[Stored entries]
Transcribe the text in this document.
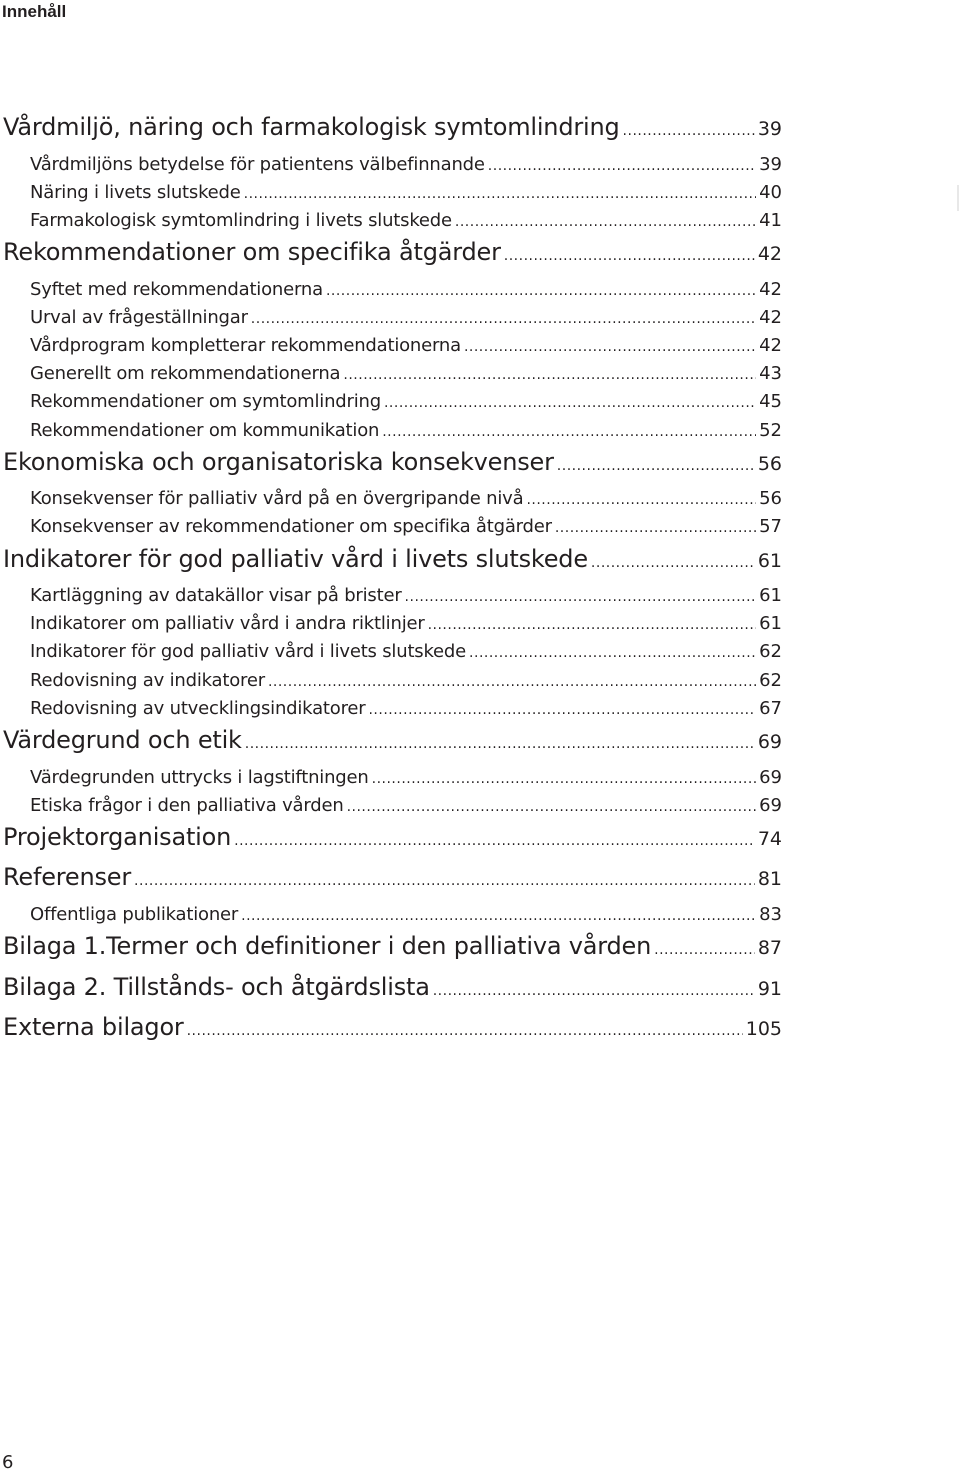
Innehåll
Vårdmiljö, näring och farmakologisk symtomlindring .....	39
Vårdmiljöns betydelse för patientens välbefinnande .....	39
Näring i livets slutskede .....	40
Farmakologisk symtomlindring i livets slutskede .....	41
Rekommendationer om specifika åtgärder .....	42
Syftet med rekommendationerna .....	42
Urval av frågeställningar .....	42
Vårdprogram kompletterar rekommendationerna .....	42
Generellt om rekommendationerna .....	43
Rekommendationer om symtomlindring .....	45
Rekommendationer om kommunikation .....	52
Ekonomiska och organisatoriska konsekvenser .....	56
Konsekvenser för palliativ vård på en övergripande nivå .....	56
Konsekvenser av rekommendationer om specifika åtgärder .....	57
Indikatorer för god palliativ vård i livets slutskede .....	61
Kartläggning av datakällor visar på brister .....	61
Indikatorer om palliativ vård i andra riktlinjer .....	61
Indikatorer för god palliativ vård i livets slutskede .....	62
Redovisning av indikatorer .....	62
Redovisning av utvecklingsindikatorer .....	67
Värdegrund och etik .....	69
Värdegrunden uttrycks i lagstiftningen .....	69
Etiska frågor i den palliativa vården .....	69
Projektorganisation .....	74
Referenser .....	81
Offentliga publikationer .....	83
Bilaga 1.Termer och definitioner i den palliativa vården .....	87
Bilaga 2. Tillstånds- och åtgärdslista .....	91
Externa bilagor .....	105
6
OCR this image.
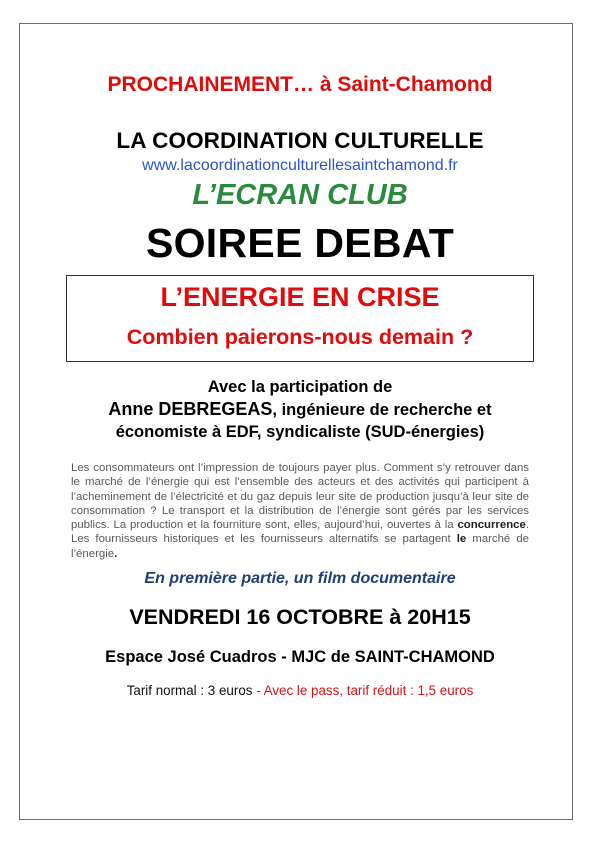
PROCHAINEMENT… à Saint-Chamond
LA COORDINATION CULTURELLE
www.lacoordinationculturellesaintchamond.fr
L’ECRAN CLUB
SOIREE DEBAT
L’ENERGIE EN CRISE
Combien paierons-nous demain ?
Avec la participation de
Anne DEBREGEAS, ingénieure de recherche et
économiste à EDF, syndicaliste (SUD-énergies)
Les consommateurs ont l’impression de toujours payer plus. Comment s’y retrouver dans le marché de l’énergie qui est l’ensemble des acteurs et des activités qui participent à l’acheminement de l’électricité et du gaz depuis leur site de production jusqu’à leur site de consommation ? Le transport et la distribution de l’énergie sont gérés par les services publics. La production et la fourniture sont, elles, aujourd’hui, ouvertes à la concurrence. Les fournisseurs historiques et les fournisseurs alternatifs se partagent le marché de l’énergie.
En première partie, un film documentaire
VENDREDI 16 OCTOBRE à 20H15
Espace José Cuadros - MJC de SAINT-CHAMOND
Tarif normal : 3 euros - Avec le pass, tarif réduit : 1,5 euros
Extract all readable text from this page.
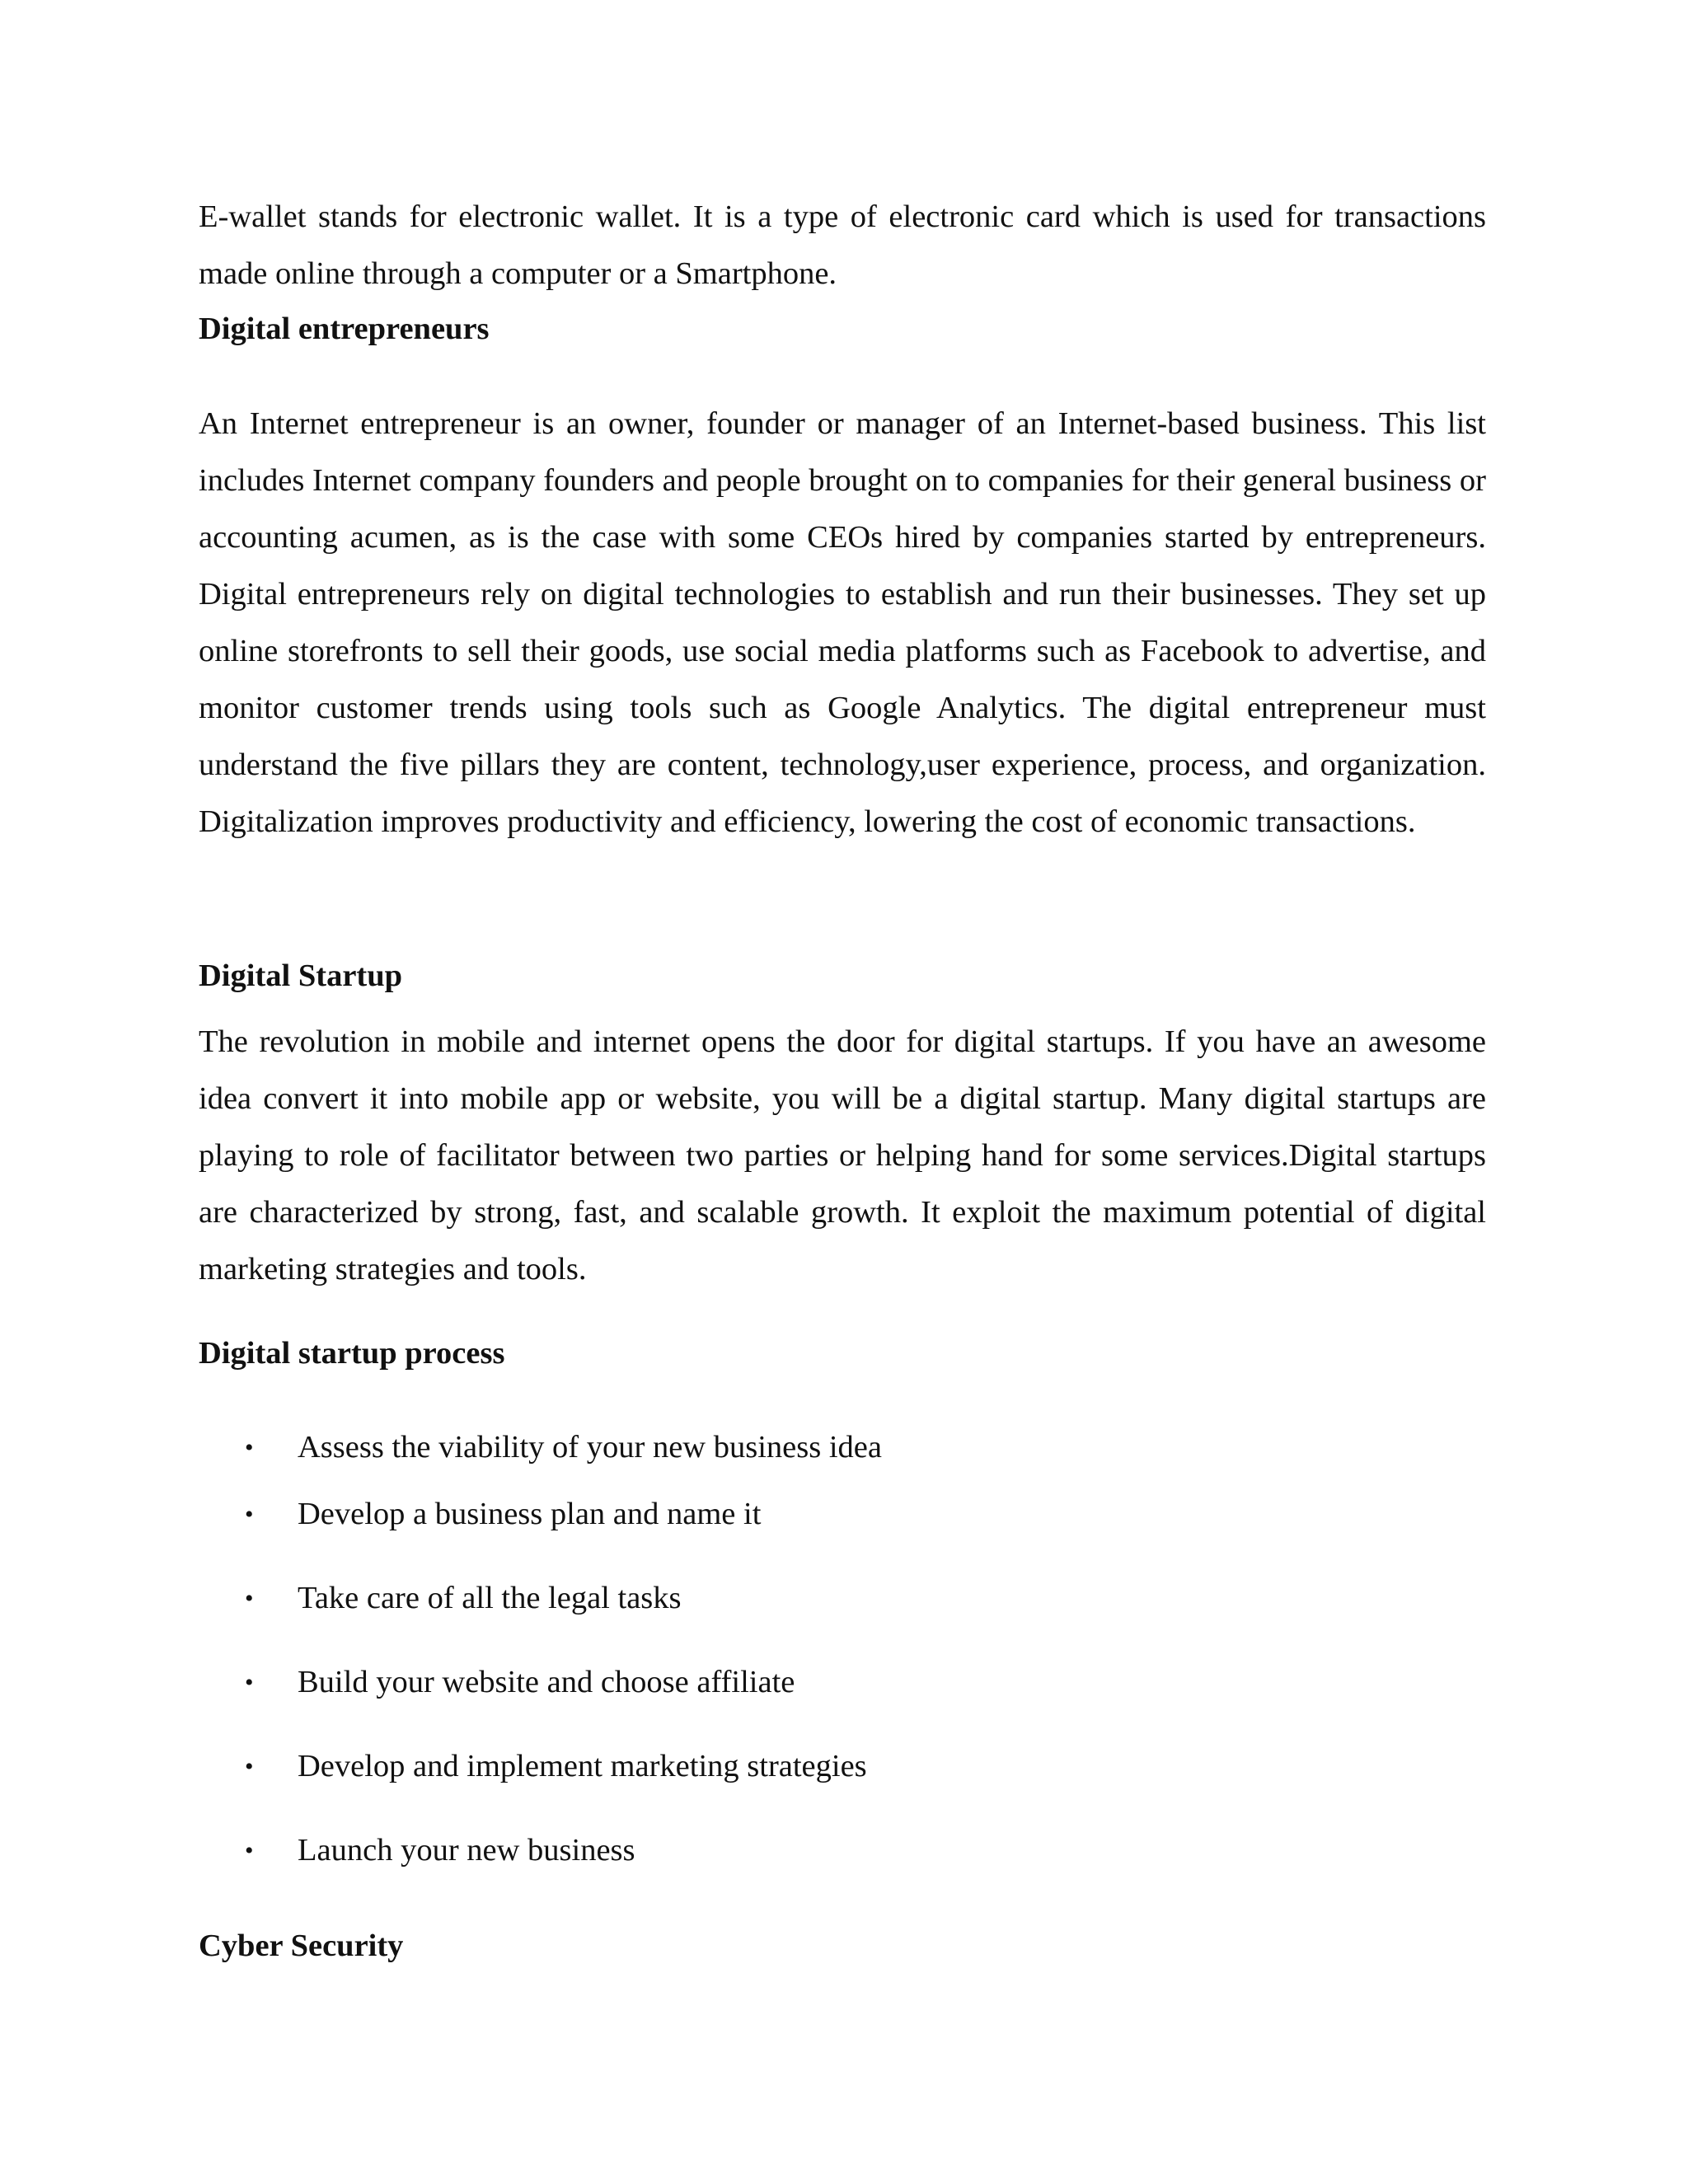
E-wallet stands for electronic wallet. It is a type of electronic card which is used for transactions made online through a computer or a Smartphone.

Digital entrepreneurs

An Internet entrepreneur is an owner, founder or manager of an Internet-based business. This list includes Internet company founders and people brought on to companies for their general business or accounting acumen, as is the case with some CEOs hired by companies started by entrepreneurs. Digital entrepreneurs rely on digital technologies to establish and run their businesses. They set up online storefronts to sell their goods, use social media platforms such as Facebook to advertise, and monitor customer trends using tools such as Google Analytics. The digital entrepreneur must understand the five pillars they are content, technology,user experience, process, and organization. Digitalization improves productivity and efficiency, lowering the cost of economic transactions.

Digital Startup

The revolution in mobile and internet opens the door for digital startups. If you have an awesome idea convert it into mobile app or website, you will be a digital startup. Many digital startups are playing to role of facilitator between two parties or helping hand for some services.Digital startups are characterized by strong, fast, and scalable growth. It exploit the maximum potential of digital marketing strategies and tools.

Digital startup process
• Assess the viability of your new business idea
• Develop a business plan and name it
• Take care of all the legal tasks
• Build your website and choose affiliate
• Develop and implement marketing strategies
• Launch your new business
Cyber Security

EXERCISE PROMPT>
Are you able to set down all the lines above exactly, without any pictures?

SOLUTION BELOW>
Transcribe the text in this document.
Innehåll
Vårdmiljö, näring och farmakologisk symtomlindring .....	39
Vårdmiljöns betydelse för patientens välbefinnande .....	39
Näring i livets slutskede .....	40
Farmakologisk symtomlindring i livets slutskede .....	41
Rekommendationer om specifika åtgärder .....	42
Syftet med rekommendationerna .....	42
Urval av frågeställningar .....	42
Vårdprogram kompletterar rekommendationerna .....	42
Generellt om rekommendationerna .....	43
Rekommendationer om symtomlindring .....	45
Rekommendationer om kommunikation .....	52
Ekonomiska och organisatoriska konsekvenser .....	56
Konsekvenser för palliativ vård på en övergripande nivå .....	56
Konsekvenser av rekommendationer om specifika åtgärder .....	57
Indikatorer för god palliativ vård i livets slutskede .....	61
Kartläggning av datakällor visar på brister .....	61
Indikatorer om palliativ vård i andra riktlinjer .....	61
Indikatorer för god palliativ vård i livets slutskede .....	62
Redovisning av indikatorer .....	62
Redovisning av utvecklingsindikatorer .....	67
Värdegrund och etik .....	69
Värdegrunden uttrycks i lagstiftningen .....	69
Etiska frågor i den palliativa vården .....	69
Projektorganisation .....	74
Referenser .....	81
Offentliga publikationer .....	83
Bilaga 1.Termer och definitioner i den palliativa vården .....	87
Bilaga 2. Tillstånds- och åtgärdslista .....	91
Externa bilagor .....	105
6
OCR this image.
PROCHAINEMENT… à Saint-Chamond
LA COORDINATION CULTURELLE
www.lacoordinationculturellesaintchamond.fr
L’ECRAN CLUB
SOIREE DEBAT
L’ENERGIE EN CRISE
Combien paierons-nous demain ?
Avec la participation de
Anne DEBREGEAS, ingénieure de recherche et
économiste à EDF, syndicaliste (SUD-énergies)
Les consommateurs ont l’impression de toujours payer plus. Comment s’y retrouver dans le marché de l’énergie qui est l’ensemble des acteurs et des activités qui participent à l’acheminement de l’électricité et du gaz depuis leur site de production jusqu’à leur site de consommation ? Le transport et la distribution de l’énergie sont gérés par les services publics. La production et la fourniture sont, elles, aujourd’hui, ouvertes à la concurrence. Les fournisseurs historiques et les fournisseurs alternatifs se partagent le marché de l’énergie.
En première partie, un film documentaire
VENDREDI 16 OCTOBRE à 20H15
Espace José Cuadros - MJC de SAINT-CHAMOND
Tarif normal : 3 euros - Avec le pass, tarif réduit : 1,5 euros
Extract all readable text from this page.
E-wallet stands for electronic wallet. It is a type of electronic card which is used for transactions made online through a computer or a Smartphone.

Digital entrepreneurs

An Internet entrepreneur is an owner, founder or manager of an Internet-based business. This list includes Internet company founders and people brought on to companies for their general business or accounting acumen, as is the case with some CEOs hired by companies started by entrepreneurs. Digital entrepreneurs rely on digital technologies to establish and run their businesses. They set up online storefronts to sell their goods, use social media platforms such as Facebook to advertise, and monitor customer trends using tools such as Google Analytics. The digital entrepreneur must understand the five pillars they are content, technology,user experience, process, and organization. Digitalization improves productivity and efficiency, lowering the cost of economic transactions.

Digital Startup

The revolution in mobile and internet opens the door for digital startups. If you have an awesome idea convert it into mobile app or website, you will be a digital startup. Many digital startups are playing to role of facilitator between two parties or helping hand for some services.Digital startups are characterized by strong, fast, and scalable growth. It exploit the maximum potential of digital marketing strategies and tools.

Digital startup process
• Assess the viability of your new business idea
• Develop a business plan and name it
• Take care of all the legal tasks
• Build your website and choose affiliate
• Develop and implement marketing strategies
• Launch your new business
Cyber Security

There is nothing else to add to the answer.